O que fazer.
(a) No texto sobre conflitos, o que leva alguns “homens” a decidir e provocar guerras?
(b) Reescreva de forma mais breve o parágrafo do texto sobre conflitos que começa com “Não pense você que este é um discurso”, mantendo os fatos principais.
(c) Cite do texto sobre conflitos o trecho que começa em "Todo e qualquer" e segue até "em uma arma.".

Texto fornecido.
┌──
9.30.2009

Gritos de Liberdade


Todo e qualquer conflito reflete a expressividade de pensamentos opostos. Há aqueles cotidianos, dos quais conhecemos bem; mas há, também, os que dificilmente conseguimos compreender o porquê acontecem. Não digo, aqui, que não entendemos as razões políticas e econômicas, apenas que não compreendemos como conseguem ir tão longe: cobiça, poder, inveja, dinheiro. A luxúria de querer sempre a superioridade faz com que alguns “homens” decidam e provoquem guerras. Conflitos armados, sejam eles justificados na fé ou na lucratividade, não são e nem devem ser compreendidos. Indiferente do lugar em que acontecem, ali são perdidas vidas e histórias. Histórias que ficam marcadas pela agressividade e pela arrogância daqueles mesmos senhores que sequer sabem o que é pegar em uma arma.
Não pense você que este é um discurso de pacifista hipócrita; é mais um (desastroso) desabafo diante de um fato. O processo se dá mais ou menos assim: um senhor deseja expandir sua ambição, para isso conclama homens patriotas a lutarem por seu país; estes homens lutam e na luta matam, morrem, ferrem e constroem, então, um novo capítulo na história da nação. O senhor, aquele que concebeu a brilhante ideia, colhe seus frutos e esbanje, glorioso, o vigor de suas astúcias.
└──
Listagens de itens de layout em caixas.
┌──
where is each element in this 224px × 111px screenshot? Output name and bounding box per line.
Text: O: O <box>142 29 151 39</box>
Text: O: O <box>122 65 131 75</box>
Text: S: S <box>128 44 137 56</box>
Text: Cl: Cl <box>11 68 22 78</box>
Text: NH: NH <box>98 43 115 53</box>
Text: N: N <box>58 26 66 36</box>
└──
As respostas.
(a) A luxúria de querer sempre a superioridade.

(b) O texto não é um discurso de pacifista hipócrita, e sim um desabafo diante de um fato. Um senhor quer expandir sua ambição e convoca homens patriotas a lutar pelo país. Na luta, eles matam, morrem e ferem, criando um novo capítulo na história da nação. O senhor que teve a ideia colhe os frutos e exibe, glorioso, suas astúcias.

(c)
Todo e qualquer conflito reflete a expressividade de pensamentos opostos. Há aqueles cotidianos, dos quais conhecemos bem; mas há, também, os que dificilmente conseguimos compreender o porquê acontecem. Não digo, aqui, que não entendemos as razões políticas e econômicas, apenas que não compreendemos como conseguem ir tão longe: cobiça, poder, inveja, dinheiro. A luxúria de querer sempre a superioridade faz com que alguns “homens” decidam e provoquem guerras. Conflitos armados, sejam eles justificados na fé ou na lucratividade, não são e nem devem ser compreendidos. Indiferente do lugar em que acontecem, ali são perdidas vidas e histórias. Histórias que ficam marcadas pela agressividade e pela arrogância daqueles mesmos senhores que sequer sabem o que é pegar em uma arma.